» **Record list**:
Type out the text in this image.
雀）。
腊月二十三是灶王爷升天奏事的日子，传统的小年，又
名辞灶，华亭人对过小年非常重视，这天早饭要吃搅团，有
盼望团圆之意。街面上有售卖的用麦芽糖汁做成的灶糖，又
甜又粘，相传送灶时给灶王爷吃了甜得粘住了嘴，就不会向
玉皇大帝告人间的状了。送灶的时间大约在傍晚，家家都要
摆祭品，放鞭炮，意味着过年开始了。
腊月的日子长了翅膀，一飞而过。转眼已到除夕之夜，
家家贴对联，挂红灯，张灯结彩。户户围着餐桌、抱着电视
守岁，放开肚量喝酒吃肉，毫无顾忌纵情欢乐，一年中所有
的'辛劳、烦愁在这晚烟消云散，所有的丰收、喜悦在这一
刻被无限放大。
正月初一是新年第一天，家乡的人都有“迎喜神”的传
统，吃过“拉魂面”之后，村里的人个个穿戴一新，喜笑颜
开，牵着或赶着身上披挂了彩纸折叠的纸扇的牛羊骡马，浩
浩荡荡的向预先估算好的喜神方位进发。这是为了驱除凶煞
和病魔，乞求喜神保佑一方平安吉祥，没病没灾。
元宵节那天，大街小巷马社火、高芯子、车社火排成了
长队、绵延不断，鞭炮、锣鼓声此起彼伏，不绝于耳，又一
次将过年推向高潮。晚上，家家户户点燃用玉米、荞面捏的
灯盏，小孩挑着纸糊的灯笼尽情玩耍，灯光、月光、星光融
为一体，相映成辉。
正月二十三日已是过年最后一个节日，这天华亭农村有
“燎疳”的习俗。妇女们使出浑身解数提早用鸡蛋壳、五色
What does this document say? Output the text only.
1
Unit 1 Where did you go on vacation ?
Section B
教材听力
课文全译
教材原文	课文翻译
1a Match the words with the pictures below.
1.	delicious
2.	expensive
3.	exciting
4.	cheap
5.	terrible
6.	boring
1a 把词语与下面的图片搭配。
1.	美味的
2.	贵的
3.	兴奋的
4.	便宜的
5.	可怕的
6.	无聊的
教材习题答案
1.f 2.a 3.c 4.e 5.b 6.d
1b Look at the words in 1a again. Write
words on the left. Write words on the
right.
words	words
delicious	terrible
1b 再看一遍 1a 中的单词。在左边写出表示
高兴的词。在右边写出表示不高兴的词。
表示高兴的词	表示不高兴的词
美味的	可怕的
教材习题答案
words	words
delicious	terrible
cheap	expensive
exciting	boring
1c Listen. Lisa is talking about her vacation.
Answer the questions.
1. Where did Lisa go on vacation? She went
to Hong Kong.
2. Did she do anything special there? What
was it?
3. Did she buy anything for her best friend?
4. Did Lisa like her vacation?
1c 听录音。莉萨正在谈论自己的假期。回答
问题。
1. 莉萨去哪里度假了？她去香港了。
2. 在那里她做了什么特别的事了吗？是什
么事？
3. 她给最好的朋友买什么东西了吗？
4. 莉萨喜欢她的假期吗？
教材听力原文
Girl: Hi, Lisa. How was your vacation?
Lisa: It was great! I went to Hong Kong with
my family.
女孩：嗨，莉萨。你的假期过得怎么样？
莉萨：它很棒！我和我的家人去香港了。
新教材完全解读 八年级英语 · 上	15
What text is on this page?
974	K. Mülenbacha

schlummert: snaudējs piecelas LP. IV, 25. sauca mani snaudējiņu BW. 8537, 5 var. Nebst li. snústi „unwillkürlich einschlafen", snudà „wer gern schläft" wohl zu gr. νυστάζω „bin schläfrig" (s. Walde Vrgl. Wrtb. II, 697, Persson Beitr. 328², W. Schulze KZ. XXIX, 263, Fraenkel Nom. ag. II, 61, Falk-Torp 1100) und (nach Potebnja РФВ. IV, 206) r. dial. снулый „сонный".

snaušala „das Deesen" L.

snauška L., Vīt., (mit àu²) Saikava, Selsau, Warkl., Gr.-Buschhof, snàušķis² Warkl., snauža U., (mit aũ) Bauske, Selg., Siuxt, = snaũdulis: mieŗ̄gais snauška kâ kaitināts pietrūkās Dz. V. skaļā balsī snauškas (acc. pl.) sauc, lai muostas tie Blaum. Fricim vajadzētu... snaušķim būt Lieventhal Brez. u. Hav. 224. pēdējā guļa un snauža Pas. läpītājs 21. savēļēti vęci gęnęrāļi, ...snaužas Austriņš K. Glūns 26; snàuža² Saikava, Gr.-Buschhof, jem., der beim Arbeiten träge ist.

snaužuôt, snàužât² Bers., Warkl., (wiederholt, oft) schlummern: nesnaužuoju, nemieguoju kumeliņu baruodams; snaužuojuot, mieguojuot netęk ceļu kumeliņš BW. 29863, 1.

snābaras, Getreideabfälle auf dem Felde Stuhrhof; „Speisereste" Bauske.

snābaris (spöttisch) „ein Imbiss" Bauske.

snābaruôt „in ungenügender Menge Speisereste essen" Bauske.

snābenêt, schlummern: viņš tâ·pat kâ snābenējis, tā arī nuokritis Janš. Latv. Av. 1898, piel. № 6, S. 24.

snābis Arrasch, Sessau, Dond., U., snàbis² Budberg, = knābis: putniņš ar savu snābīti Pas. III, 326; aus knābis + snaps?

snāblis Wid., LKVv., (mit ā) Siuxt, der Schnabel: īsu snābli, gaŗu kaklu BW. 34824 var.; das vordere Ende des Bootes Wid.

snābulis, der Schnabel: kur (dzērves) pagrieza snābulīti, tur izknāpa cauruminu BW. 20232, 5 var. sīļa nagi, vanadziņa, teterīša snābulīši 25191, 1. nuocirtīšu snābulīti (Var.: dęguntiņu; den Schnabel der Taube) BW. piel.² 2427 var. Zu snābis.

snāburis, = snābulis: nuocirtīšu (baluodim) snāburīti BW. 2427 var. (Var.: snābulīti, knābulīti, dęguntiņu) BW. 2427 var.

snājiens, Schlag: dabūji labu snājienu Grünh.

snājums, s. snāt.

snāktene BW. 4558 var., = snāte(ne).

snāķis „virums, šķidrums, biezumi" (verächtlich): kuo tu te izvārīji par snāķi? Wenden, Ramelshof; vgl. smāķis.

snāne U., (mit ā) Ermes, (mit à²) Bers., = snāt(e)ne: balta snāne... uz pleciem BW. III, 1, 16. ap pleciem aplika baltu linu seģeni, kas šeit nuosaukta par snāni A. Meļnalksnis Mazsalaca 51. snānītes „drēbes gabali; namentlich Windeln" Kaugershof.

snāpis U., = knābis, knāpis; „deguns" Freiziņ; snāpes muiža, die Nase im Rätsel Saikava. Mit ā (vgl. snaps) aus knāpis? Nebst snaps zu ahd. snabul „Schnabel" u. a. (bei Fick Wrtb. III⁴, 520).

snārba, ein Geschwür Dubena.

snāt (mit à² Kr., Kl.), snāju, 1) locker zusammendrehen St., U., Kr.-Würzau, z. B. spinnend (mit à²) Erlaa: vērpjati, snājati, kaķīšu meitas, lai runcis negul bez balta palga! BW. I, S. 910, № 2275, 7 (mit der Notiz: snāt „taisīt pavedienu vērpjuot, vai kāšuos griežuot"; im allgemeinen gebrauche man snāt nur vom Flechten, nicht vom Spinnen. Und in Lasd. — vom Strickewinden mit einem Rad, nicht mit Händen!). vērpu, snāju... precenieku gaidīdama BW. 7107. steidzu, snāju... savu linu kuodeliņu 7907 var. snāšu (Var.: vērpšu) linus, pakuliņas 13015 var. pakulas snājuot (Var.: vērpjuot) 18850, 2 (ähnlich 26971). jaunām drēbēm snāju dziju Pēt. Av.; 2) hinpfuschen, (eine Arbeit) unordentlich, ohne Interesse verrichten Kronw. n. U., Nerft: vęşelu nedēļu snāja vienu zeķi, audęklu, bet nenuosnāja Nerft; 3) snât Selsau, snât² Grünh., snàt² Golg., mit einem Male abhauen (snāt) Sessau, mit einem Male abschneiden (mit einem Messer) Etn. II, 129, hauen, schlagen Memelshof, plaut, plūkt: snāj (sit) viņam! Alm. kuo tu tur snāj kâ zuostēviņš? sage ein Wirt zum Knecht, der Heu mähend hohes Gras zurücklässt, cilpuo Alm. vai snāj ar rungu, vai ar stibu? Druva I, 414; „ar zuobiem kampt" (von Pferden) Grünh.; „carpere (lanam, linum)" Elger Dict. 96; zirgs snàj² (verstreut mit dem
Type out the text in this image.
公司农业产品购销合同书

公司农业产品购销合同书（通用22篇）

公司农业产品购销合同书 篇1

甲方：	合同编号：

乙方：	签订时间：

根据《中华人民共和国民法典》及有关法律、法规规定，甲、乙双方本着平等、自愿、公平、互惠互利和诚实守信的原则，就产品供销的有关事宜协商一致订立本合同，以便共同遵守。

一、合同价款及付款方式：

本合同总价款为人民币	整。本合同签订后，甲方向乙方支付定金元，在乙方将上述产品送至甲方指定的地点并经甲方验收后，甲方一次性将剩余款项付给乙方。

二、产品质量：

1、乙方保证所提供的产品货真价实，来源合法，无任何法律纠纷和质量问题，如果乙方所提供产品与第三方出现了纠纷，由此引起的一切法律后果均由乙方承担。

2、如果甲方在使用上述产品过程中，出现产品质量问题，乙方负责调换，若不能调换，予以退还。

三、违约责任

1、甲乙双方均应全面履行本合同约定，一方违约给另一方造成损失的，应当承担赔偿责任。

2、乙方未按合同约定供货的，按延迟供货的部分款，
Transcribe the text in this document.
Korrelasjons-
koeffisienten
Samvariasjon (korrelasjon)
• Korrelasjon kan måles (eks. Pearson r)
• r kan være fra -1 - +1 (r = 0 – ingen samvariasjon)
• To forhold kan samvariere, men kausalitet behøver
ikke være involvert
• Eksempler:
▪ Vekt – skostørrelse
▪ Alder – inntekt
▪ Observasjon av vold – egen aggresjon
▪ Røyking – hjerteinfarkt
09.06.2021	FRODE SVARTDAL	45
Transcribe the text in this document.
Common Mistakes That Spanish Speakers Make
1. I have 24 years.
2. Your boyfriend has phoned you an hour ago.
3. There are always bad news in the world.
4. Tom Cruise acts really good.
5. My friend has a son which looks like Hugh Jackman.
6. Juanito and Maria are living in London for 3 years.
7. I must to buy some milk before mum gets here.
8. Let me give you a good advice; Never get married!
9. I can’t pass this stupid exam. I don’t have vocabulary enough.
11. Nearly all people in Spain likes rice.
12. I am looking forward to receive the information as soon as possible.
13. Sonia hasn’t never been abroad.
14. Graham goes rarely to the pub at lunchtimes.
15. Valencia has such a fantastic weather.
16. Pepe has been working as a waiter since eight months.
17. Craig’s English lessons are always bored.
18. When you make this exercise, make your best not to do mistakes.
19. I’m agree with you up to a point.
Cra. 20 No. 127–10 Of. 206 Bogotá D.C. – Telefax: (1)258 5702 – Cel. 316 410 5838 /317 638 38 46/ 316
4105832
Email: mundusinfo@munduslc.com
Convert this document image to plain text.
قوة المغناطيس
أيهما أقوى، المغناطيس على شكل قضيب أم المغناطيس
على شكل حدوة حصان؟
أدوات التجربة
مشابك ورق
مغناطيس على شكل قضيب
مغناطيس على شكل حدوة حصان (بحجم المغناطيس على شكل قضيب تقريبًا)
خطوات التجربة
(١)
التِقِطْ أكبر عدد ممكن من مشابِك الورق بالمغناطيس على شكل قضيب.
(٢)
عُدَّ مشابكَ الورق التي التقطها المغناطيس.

» **The problem**:
Pick out every line above that contains the word "nuocirtīšu" and copy it.

» **Task result**:
snābulis, der Schnabel: kur (dzērves) pagrieza snābulīti, tur izknāpa cauruminu BW. 20232, 5 var. sīļa nagi, vanadziņa, teterīša snābulīši 25191, 1. nuocirtīšu snābulīti (Var.: dęguntiņu; den Schnabel der Taube) BW. piel.² 2427 var. Zu snābis.
snāburis, = snābulis: nuocirtīšu (baluodim) snāburīti BW. 2427 var. (Var.: snābulīti, knābulīti, dęguntiņu) BW. 2427 var.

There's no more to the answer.